╔══
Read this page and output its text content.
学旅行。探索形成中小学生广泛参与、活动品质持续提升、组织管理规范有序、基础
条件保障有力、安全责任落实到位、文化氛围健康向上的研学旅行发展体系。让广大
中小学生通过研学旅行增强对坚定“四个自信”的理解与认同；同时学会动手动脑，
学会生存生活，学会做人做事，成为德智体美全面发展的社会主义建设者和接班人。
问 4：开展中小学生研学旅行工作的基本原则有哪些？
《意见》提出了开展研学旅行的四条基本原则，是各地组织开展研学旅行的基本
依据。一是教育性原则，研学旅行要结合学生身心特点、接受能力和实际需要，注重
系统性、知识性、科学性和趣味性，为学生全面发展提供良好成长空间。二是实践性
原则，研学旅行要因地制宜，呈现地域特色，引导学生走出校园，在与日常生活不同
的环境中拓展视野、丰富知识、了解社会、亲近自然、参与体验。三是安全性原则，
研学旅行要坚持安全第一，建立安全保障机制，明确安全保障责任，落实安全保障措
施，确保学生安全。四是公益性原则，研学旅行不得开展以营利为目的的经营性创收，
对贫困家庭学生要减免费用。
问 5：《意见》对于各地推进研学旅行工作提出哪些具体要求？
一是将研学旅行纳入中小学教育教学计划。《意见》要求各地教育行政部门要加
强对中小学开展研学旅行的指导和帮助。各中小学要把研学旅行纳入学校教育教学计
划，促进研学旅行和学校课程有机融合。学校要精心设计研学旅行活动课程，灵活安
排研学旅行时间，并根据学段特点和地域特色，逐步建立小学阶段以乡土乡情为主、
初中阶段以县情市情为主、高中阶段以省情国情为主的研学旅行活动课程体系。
╚══
Exercise objective:
Set all of the entries down again, exactly as they were given.

Answer for this exercise:
Read this page and output its text content.
学旅行。探索形成中小学生广泛参与、活动品质持续提升、组织管理规范有序、基础
条件保障有力、安全责任落实到位、文化氛围健康向上的研学旅行发展体系。让广大
中小学生通过研学旅行增强对坚定“四个自信”的理解与认同；同时学会动手动脑，
学会生存生活，学会做人做事，成为德智体美全面发展的社会主义建设者和接班人。
问 4：开展中小学生研学旅行工作的基本原则有哪些？
《意见》提出了开展研学旅行的四条基本原则，是各地组织开展研学旅行的基本
依据。一是教育性原则，研学旅行要结合学生身心特点、接受能力和实际需要，注重
系统性、知识性、科学性和趣味性，为学生全面发展提供良好成长空间。二是实践性
原则，研学旅行要因地制宜，呈现地域特色，引导学生走出校园，在与日常生活不同
的环境中拓展视野、丰富知识、了解社会、亲近自然、参与体验。三是安全性原则，
研学旅行要坚持安全第一，建立安全保障机制，明确安全保障责任，落实安全保障措
施，确保学生安全。四是公益性原则，研学旅行不得开展以营利为目的的经营性创收，
对贫困家庭学生要减免费用。
问 5：《意见》对于各地推进研学旅行工作提出哪些具体要求？
一是将研学旅行纳入中小学教育教学计划。《意见》要求各地教育行政部门要加
强对中小学开展研学旅行的指导和帮助。各中小学要把研学旅行纳入学校教育教学计
划，促进研学旅行和学校课程有机融合。学校要精心设计研学旅行活动课程，灵活安
排研学旅行时间，并根据学段特点和地域特色，逐步建立小学阶段以乡土乡情为主、
初中阶段以县情市情为主、高中阶段以省情国情为主的研学旅行活动课程体系。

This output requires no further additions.